* [Goal of the exercise]:
Copy, in full, each line of the material that holds the word "string".
BEGIN Exercise input
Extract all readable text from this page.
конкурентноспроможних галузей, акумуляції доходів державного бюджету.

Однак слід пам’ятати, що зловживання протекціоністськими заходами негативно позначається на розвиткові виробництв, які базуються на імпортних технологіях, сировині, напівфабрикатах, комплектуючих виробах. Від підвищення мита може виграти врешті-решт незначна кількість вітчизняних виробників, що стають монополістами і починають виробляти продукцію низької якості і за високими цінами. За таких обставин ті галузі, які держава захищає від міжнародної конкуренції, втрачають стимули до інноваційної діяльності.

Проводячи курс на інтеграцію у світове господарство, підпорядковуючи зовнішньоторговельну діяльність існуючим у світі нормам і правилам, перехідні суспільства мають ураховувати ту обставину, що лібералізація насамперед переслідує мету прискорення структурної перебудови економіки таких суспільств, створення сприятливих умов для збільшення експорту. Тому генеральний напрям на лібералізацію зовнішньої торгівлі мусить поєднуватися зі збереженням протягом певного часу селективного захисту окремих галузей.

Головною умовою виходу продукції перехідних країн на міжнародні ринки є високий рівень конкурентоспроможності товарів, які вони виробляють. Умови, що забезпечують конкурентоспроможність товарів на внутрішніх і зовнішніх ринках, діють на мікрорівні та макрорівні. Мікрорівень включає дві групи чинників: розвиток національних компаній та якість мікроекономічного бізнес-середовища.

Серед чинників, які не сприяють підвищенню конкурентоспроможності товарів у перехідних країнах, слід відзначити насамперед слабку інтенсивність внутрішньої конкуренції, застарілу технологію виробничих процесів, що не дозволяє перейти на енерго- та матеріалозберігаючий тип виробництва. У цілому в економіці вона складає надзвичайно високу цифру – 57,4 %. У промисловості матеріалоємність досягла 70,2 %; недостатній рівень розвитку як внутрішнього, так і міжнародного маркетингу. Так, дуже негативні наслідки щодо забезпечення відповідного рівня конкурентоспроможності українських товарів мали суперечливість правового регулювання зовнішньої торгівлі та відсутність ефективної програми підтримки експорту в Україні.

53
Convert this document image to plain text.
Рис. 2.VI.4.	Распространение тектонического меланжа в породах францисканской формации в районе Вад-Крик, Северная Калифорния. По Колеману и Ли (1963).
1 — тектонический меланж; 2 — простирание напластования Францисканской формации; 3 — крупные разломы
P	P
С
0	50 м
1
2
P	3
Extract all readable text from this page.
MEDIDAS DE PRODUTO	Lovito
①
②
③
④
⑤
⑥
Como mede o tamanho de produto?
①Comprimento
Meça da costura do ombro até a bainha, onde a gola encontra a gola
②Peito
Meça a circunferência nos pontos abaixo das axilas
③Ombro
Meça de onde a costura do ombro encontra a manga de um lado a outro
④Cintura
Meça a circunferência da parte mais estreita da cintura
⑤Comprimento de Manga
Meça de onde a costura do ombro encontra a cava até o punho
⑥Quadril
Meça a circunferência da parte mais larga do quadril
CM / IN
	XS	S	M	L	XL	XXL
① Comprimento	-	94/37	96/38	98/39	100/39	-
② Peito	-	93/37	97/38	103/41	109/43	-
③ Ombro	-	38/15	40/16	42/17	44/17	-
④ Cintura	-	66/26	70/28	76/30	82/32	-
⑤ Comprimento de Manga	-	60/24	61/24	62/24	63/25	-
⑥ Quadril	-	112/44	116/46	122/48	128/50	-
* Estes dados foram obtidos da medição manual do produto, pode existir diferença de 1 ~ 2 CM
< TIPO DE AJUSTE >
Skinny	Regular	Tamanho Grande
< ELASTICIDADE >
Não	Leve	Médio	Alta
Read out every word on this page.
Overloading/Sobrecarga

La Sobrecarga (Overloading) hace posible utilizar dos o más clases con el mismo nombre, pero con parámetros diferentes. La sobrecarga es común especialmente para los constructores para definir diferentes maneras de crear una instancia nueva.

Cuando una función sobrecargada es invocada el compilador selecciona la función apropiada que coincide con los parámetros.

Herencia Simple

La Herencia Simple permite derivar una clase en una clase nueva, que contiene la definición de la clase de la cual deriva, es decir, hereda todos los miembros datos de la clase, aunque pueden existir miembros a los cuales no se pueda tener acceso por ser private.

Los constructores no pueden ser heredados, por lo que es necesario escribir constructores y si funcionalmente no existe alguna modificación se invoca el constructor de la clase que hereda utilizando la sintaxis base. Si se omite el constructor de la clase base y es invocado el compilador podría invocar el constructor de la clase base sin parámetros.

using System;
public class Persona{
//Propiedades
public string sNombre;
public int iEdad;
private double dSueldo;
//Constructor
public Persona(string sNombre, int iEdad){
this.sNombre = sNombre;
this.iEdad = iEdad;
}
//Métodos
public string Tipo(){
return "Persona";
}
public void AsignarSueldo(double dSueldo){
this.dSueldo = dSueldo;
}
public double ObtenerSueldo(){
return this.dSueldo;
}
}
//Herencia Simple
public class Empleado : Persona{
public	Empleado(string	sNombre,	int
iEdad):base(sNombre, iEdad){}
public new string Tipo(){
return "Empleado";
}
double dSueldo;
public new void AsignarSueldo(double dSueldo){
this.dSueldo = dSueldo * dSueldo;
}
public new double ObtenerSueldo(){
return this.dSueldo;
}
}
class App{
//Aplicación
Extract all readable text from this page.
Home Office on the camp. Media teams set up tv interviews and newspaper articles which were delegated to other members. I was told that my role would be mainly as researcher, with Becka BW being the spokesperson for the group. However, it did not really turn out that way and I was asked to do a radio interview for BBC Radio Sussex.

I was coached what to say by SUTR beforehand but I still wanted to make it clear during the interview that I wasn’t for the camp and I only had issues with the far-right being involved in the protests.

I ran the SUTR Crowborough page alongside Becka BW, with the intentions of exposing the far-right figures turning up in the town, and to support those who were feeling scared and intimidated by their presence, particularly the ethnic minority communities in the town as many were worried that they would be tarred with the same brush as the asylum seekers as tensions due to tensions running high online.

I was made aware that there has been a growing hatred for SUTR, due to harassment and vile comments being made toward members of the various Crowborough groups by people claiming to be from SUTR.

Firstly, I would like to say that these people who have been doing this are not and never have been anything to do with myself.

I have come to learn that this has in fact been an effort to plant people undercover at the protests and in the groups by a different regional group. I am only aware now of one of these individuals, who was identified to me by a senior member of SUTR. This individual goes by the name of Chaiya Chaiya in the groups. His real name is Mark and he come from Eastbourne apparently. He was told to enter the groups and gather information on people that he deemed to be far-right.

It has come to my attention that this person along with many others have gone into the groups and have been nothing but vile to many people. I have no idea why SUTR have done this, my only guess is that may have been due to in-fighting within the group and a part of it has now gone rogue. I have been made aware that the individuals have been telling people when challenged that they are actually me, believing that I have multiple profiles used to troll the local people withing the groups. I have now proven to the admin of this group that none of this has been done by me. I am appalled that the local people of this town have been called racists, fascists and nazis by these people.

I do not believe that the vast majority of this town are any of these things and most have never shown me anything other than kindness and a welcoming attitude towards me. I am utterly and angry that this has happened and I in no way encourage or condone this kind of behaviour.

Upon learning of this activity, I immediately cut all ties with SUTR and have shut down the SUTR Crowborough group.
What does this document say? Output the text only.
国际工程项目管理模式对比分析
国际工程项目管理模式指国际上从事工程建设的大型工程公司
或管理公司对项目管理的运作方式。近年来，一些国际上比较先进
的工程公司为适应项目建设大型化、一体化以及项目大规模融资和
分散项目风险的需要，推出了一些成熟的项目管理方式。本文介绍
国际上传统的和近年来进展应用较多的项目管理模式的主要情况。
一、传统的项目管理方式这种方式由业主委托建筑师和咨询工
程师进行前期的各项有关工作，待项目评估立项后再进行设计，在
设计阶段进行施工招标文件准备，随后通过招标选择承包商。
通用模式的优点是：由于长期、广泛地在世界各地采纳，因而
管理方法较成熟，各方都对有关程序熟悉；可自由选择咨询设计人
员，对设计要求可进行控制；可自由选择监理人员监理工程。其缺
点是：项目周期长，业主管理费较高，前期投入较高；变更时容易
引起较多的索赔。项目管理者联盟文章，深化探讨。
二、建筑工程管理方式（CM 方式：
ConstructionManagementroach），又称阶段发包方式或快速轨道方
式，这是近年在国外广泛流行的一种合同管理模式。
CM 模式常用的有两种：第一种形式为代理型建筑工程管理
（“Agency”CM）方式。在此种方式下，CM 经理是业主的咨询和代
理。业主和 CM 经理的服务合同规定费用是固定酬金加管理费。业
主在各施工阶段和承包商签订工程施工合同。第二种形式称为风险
END Exercise input
* [Completed task]:
public string sNombre;
public Persona(string sNombre, int iEdad){
public string Tipo(){
public	Empleado(string	sNombre,	int
public new string Tipo(){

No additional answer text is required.